INSTRUCTIONS FOR THE TASK
Select all lines with the string "adipiscing" in them, and copy those lines.

Part of a data file
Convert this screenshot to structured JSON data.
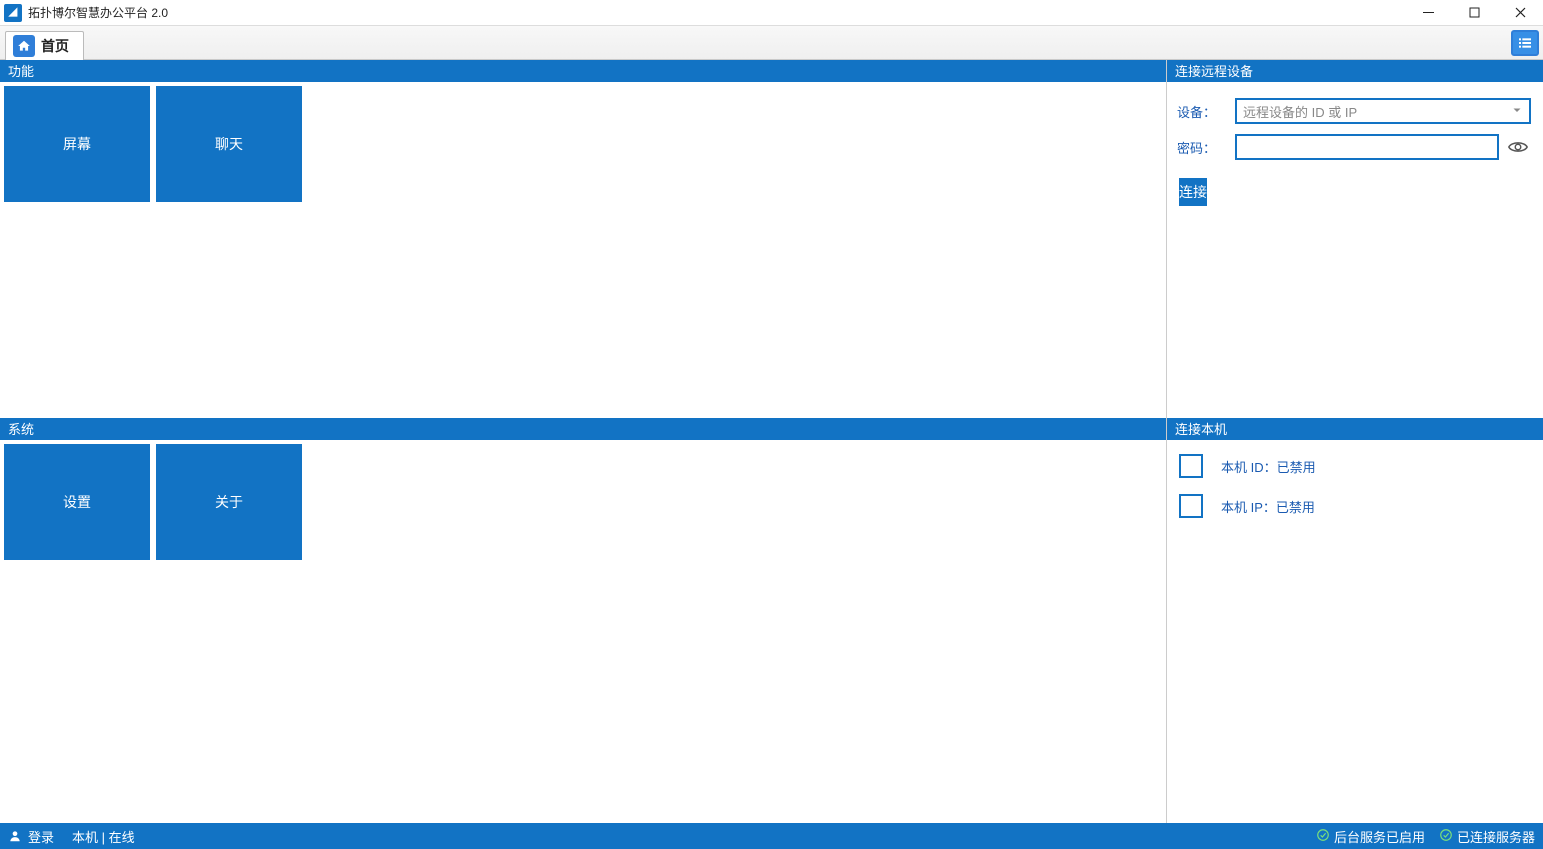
{
  "window": {
    "title": "拓扑博尔智慧办公平台 2.0"
  },
  "tabs": {
    "home_label": "首页"
  },
  "left": {
    "functions_header": "功能",
    "tiles": {
      "screen": "屏幕",
      "chat": "聊天"
    },
    "system_header": "系统",
    "sys_tiles": {
      "settings": "设置",
      "about": "关于"
    }
  },
  "right": {
    "remote_header": "连接远程设备",
    "device_label": "设备：",
    "device_placeholder": "远程设备的 ID 或 IP",
    "password_label": "密码：",
    "connect_label": "连接",
    "local_header": "连接本机",
    "local_id_label": "本机 ID：已禁用",
    "local_ip_label": "本机 IP：已禁用"
  },
  "status": {
    "login": "登录",
    "local_state": "本机 | 在线",
    "bg": "后台服务已启用",
    "server": "已连接服务器"
  },
  "icons": {
    "home": "home-icon",
    "menu": "list-icon",
    "eye": "eye-icon",
    "minimize": "minimize-icon",
    "maximize": "maximize-icon",
    "close": "close-icon",
    "person": "person-icon",
    "check": "check-circle-icon",
    "chevron": "chevron-down-icon"
  }
}
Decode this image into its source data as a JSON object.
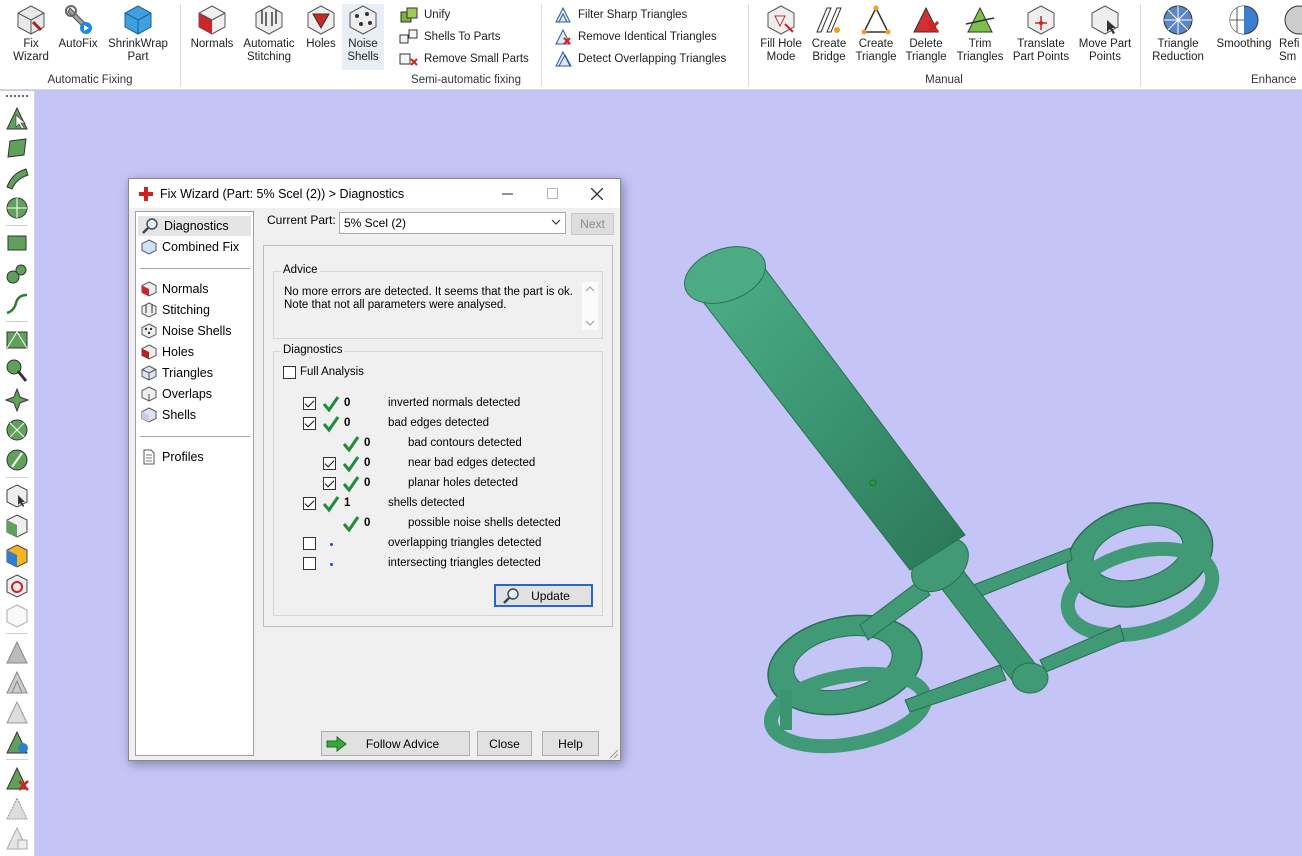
{
  "ribbon": {
    "groups": [
      {
        "label": "Automatic Fixing"
      },
      {
        "label": "Semi-automatic fixing"
      },
      {
        "label": "Manual"
      },
      {
        "label": "Enhance"
      }
    ],
    "buttons": {
      "fix_wizard": "Fix\nWizard",
      "autofix": "AutoFix",
      "shrinkwrap": "ShrinkWrap\nPart",
      "normals": "Normals",
      "auto_stitching": "Automatic\nStitching",
      "holes": "Holes",
      "noise_shells": "Noise\nShells",
      "unify": "Unify",
      "shells_to_parts": "Shells To Parts",
      "remove_small_parts": "Remove Small Parts",
      "filter_sharp": "Filter Sharp Triangles",
      "remove_identical": "Remove Identical Triangles",
      "detect_overlapping": "Detect Overlapping Triangles",
      "fill_hole_mode": "Fill Hole\nMode",
      "create_bridge": "Create\nBridge",
      "create_triangle": "Create\nTriangle",
      "delete_triangle": "Delete\nTriangle",
      "trim_triangles": "Trim\nTriangles",
      "translate_part_points": "Translate\nPart Points",
      "move_part_points": "Move Part\nPoints",
      "triangle_reduction": "Triangle\nReduction",
      "smoothing": "Smoothing",
      "refine": "Refi\nSm"
    }
  },
  "dialog": {
    "title": "Fix Wizard (Part: 5% Scel (2)) > Diagnostics",
    "nav_top": [
      "Diagnostics",
      "Combined Fix"
    ],
    "nav_mid": [
      "Normals",
      "Stitching",
      "Noise Shells",
      "Holes",
      "Triangles",
      "Overlaps",
      "Shells"
    ],
    "nav_bottom": [
      "Profiles"
    ],
    "current_part_label": "Current Part:",
    "current_part_value": "5% Scel (2)",
    "next_label": "Next",
    "advice_legend": "Advice",
    "advice_line1": "No more errors are detected. It seems that the part is ok.",
    "advice_line2": "Note that not all parameters were analysed.",
    "diagnostics_legend": "Diagnostics",
    "full_analysis_label": "Full Analysis",
    "full_analysis_checked": false,
    "rows": [
      {
        "checkbox": true,
        "checked": true,
        "status": "ok",
        "count": "0",
        "text": "inverted normals detected",
        "indent": 0
      },
      {
        "checkbox": true,
        "checked": true,
        "status": "ok",
        "count": "0",
        "text": "bad edges detected",
        "indent": 0
      },
      {
        "checkbox": false,
        "checked": false,
        "status": "ok",
        "count": "0",
        "text": "bad contours detected",
        "indent": 1
      },
      {
        "checkbox": true,
        "checked": true,
        "status": "ok",
        "count": "0",
        "text": "near bad edges detected",
        "indent": 1
      },
      {
        "checkbox": true,
        "checked": true,
        "status": "ok",
        "count": "0",
        "text": "planar holes detected",
        "indent": 1
      },
      {
        "checkbox": true,
        "checked": true,
        "status": "ok",
        "count": "1",
        "text": "shells detected",
        "indent": 0
      },
      {
        "checkbox": false,
        "checked": false,
        "status": "ok",
        "count": "0",
        "text": "possible noise shells detected",
        "indent": 1
      },
      {
        "checkbox": true,
        "checked": false,
        "status": "dot",
        "count": "",
        "text": "overlapping triangles detected",
        "indent": 0
      },
      {
        "checkbox": true,
        "checked": false,
        "status": "dot",
        "count": "",
        "text": "intersecting triangles detected",
        "indent": 0
      }
    ],
    "update_label": "Update",
    "follow_advice_label": "Follow Advice",
    "close_label": "Close",
    "help_label": "Help"
  },
  "colors": {
    "viewport_bg": "#c4c4f7",
    "model": "#3f9a75",
    "check_green": "#1f8a3a",
    "title_icon_red": "#d22020"
  }
}
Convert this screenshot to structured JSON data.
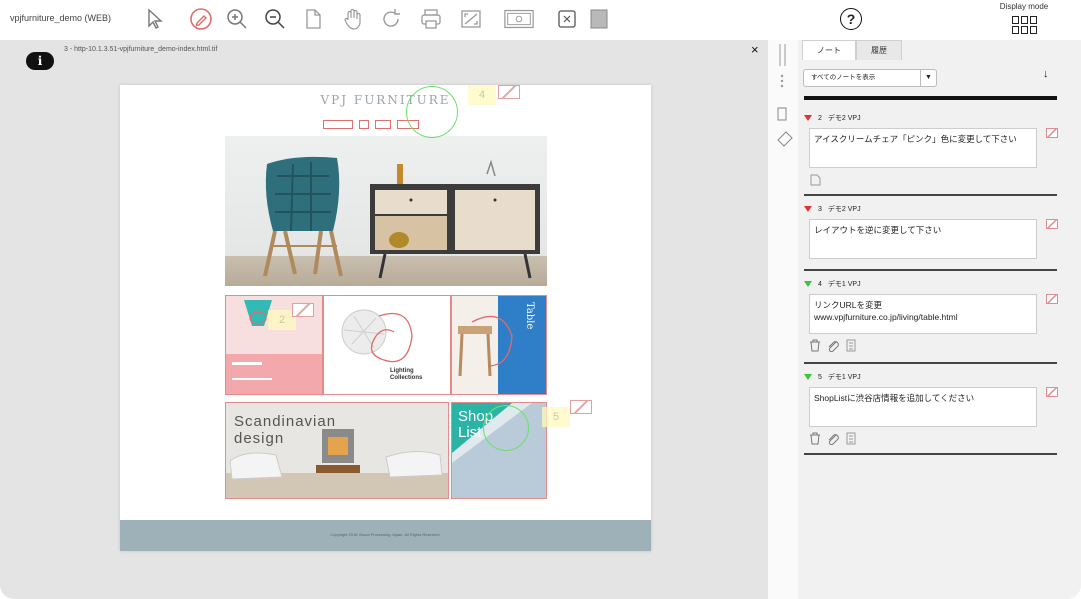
{
  "toolbar": {
    "doc_name": "vpjfurniture_demo (WEB)",
    "icons": [
      "pointer-icon",
      "pen-icon",
      "zoom-in-icon",
      "zoom-out-icon",
      "page-icon",
      "hand-icon",
      "rotate-icon",
      "print-icon",
      "fit-icon",
      "screenshot-icon",
      "fullscreen-icon",
      "square-icon"
    ],
    "help_label": "?",
    "display_mode_label": "Display mode"
  },
  "viewer": {
    "file_label": "3 - http-10.1.3.51-vpjfurniture_demo-index.html.tif",
    "close_label": "×",
    "info_label": "i"
  },
  "mock_page": {
    "site_title": "VPJ FURNITURE",
    "copyright": "Copyright 2018 Visual Processing Japan. All Rights Reserved.",
    "lighting_label": "Lighting Collections",
    "scandinavian_label": "Scandinavian design",
    "shop_list_label": "Shop List",
    "table_label": "Table",
    "note_numbers": [
      "4",
      "2",
      "5"
    ]
  },
  "panel": {
    "tabs": [
      "ノート",
      "履歴"
    ],
    "filter_label": "すべてのノートを表示",
    "sort_icon": "↓",
    "notes": [
      {
        "num": "2",
        "author": "デモ2 VPJ",
        "color": "#e23333",
        "text": "アイスクリームチェア「ピンク」色に変更して下さい"
      },
      {
        "num": "3",
        "author": "デモ2 VPJ",
        "color": "#e23333",
        "text": "レイアウトを逆に変更して下さい"
      },
      {
        "num": "4",
        "author": "デモ1 VPJ",
        "color": "#39c439",
        "text": "リンクURLを変更\nwww.vpjfurniture.co.jp/living/table.html"
      },
      {
        "num": "5",
        "author": "デモ1 VPJ",
        "color": "#39c439",
        "text": "ShopListに渋谷店情報を追加してください"
      }
    ]
  }
}
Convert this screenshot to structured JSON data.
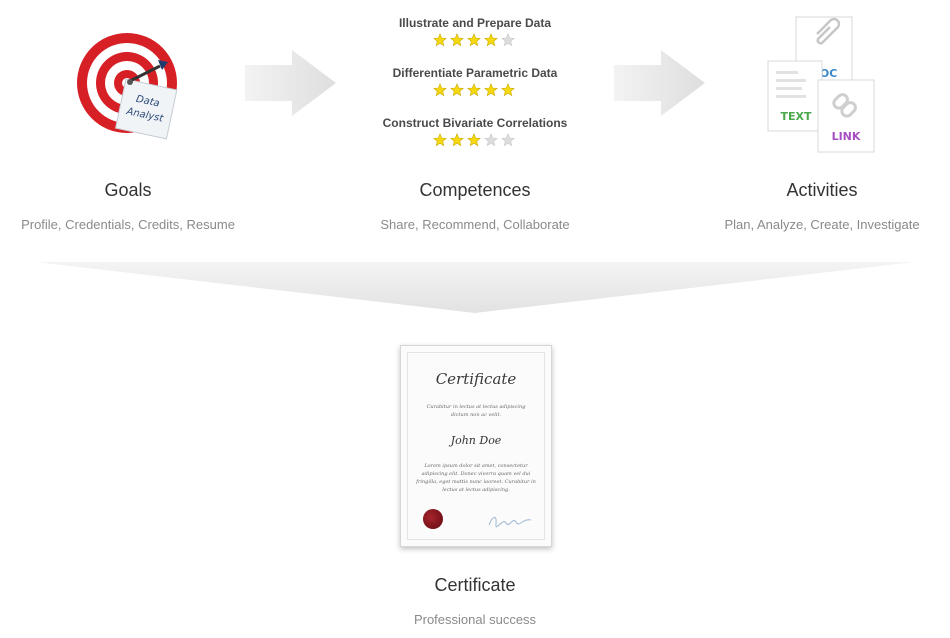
{
  "goals": {
    "title": "Goals",
    "subtitle": "Profile, Credentials, Credits, Resume",
    "note_text": "Data Analyst",
    "icon": "target-icon"
  },
  "competences": {
    "title": "Competences",
    "subtitle": "Share, Recommend, Collaborate",
    "skills": [
      {
        "name": "Illustrate and Prepare Data",
        "rating": 4,
        "max": 5
      },
      {
        "name": "Differentiate Parametric Data",
        "rating": 5,
        "max": 5
      },
      {
        "name": "Construct Bivariate Correlations",
        "rating": 3,
        "max": 5
      }
    ]
  },
  "activities": {
    "title": "Activities",
    "subtitle": "Plan, Analyze, Create, Investigate",
    "doc_label": "DOC",
    "text_label": "TEXT",
    "link_label": "LINK"
  },
  "certificate": {
    "title": "Certificate",
    "subtitle": "Professional success",
    "doc_title": "Certificate",
    "doc_intro": "Curabitur in lectus at lectus adipiscing dictum non ac velit.",
    "holder_name": "John Doe",
    "doc_body": "Lorem ipsum dolor sit amet, consectetur adipiscing elit. Donec viverra quam vel dui fringilla, eget mattis nunc laoreet. Curabitur in lectus at lectus adipiscing."
  },
  "colors": {
    "star_on": "#f5d90e",
    "star_off": "#dcdcdc",
    "doc": "#3a86c9",
    "text": "#4aa84a",
    "link": "#a64fc0",
    "target_red": "#d71f26"
  }
}
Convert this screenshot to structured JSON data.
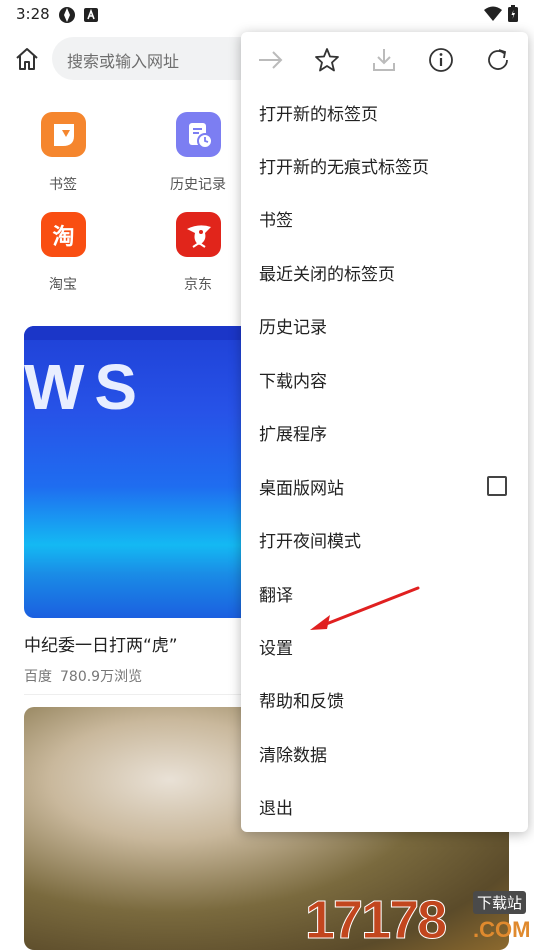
{
  "status_bar": {
    "time": "3:28"
  },
  "address_bar": {
    "placeholder": "搜索或输入网址"
  },
  "shortcuts": [
    {
      "label": "书签",
      "icon": "bookmark-app-icon",
      "color": "#f5862e"
    },
    {
      "label": "历史记录",
      "icon": "history-app-icon",
      "color": "#7c7ef2"
    },
    {
      "label": "淘宝",
      "icon": "taobao-app-icon",
      "color": "#f94e12",
      "glyph": "淘"
    },
    {
      "label": "京东",
      "icon": "jd-app-icon",
      "color": "#e1251b"
    }
  ],
  "feed": {
    "article_1": {
      "title": "中纪委一日打两“虎”",
      "source": "百度",
      "views": "780.9万浏览",
      "image_text": "WS"
    }
  },
  "menu": {
    "toolbar": [
      "forward-icon",
      "star-icon",
      "download-icon",
      "info-icon",
      "refresh-icon"
    ],
    "items": [
      {
        "label": "打开新的标签页"
      },
      {
        "label": "打开新的无痕式标签页"
      },
      {
        "label": "书签"
      },
      {
        "label": "最近关闭的标签页"
      },
      {
        "label": "历史记录"
      },
      {
        "label": "下载内容"
      },
      {
        "label": "扩展程序"
      },
      {
        "label": "桌面版网站",
        "checkbox": false
      },
      {
        "label": "打开夜间模式"
      },
      {
        "label": "翻译"
      },
      {
        "label": "设置"
      },
      {
        "label": "帮助和反馈"
      },
      {
        "label": "清除数据"
      },
      {
        "label": "退出"
      }
    ]
  },
  "watermark": {
    "number": "17178",
    "tag": "下载站",
    "domain": ".COM"
  },
  "colors": {
    "annotation_arrow": "#e02020",
    "menu_text": "#222222"
  }
}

RESPONSE BELOW
    "doc_intro": "Curabitur in lectus at lectus adipiscing dictum non ac velit.",
    "doc_body": "Lorem ipsum dolor sit amet, consectetur adipiscing elit. Donec viverra quam vel dui fringilla, eget mattis nunc laoreet. Curabitur in lectus at lectus adipiscing."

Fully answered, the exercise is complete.